Task objective
Among the lines of the records below, copy those that hold the word "bacteria".

[Excerpts from a dataset]
>>>>>

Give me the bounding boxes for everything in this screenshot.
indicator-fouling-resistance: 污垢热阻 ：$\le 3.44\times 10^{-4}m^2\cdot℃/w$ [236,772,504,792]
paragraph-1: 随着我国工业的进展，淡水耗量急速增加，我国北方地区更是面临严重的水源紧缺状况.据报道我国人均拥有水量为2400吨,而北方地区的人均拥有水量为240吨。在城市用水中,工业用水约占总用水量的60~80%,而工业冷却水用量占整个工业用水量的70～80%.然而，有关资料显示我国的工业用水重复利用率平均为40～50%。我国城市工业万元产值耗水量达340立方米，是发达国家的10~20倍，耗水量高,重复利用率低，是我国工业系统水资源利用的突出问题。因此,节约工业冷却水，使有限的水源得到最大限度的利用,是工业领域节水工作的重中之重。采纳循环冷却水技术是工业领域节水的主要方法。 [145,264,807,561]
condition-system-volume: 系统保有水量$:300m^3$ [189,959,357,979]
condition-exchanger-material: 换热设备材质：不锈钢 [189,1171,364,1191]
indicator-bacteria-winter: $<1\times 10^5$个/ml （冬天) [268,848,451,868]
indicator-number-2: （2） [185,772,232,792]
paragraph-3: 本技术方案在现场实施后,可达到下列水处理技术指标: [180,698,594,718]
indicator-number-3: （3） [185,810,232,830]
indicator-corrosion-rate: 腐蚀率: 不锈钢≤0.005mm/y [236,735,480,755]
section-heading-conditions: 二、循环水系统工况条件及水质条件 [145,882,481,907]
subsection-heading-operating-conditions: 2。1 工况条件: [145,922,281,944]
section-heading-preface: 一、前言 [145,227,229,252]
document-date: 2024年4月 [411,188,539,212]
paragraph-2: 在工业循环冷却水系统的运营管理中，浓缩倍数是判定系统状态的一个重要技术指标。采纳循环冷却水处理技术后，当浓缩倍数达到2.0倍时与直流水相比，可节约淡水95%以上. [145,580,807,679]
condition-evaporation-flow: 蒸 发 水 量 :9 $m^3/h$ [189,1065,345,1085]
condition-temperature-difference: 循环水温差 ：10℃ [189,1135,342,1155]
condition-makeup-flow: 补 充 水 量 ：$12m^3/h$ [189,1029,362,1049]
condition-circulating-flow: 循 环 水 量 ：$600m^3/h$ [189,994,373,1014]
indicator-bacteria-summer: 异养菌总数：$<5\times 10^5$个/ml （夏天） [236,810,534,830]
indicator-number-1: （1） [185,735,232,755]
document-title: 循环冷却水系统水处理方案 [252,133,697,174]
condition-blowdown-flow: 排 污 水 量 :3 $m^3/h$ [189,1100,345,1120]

<<<<<

Answer below
indicator-bacteria-winter: $<1\times 10^5$个/ml （冬天) [268,848,451,868]
indicator-bacteria-summer: 异养菌总数：$<5\times 10^5$个/ml （夏天） [236,810,534,830]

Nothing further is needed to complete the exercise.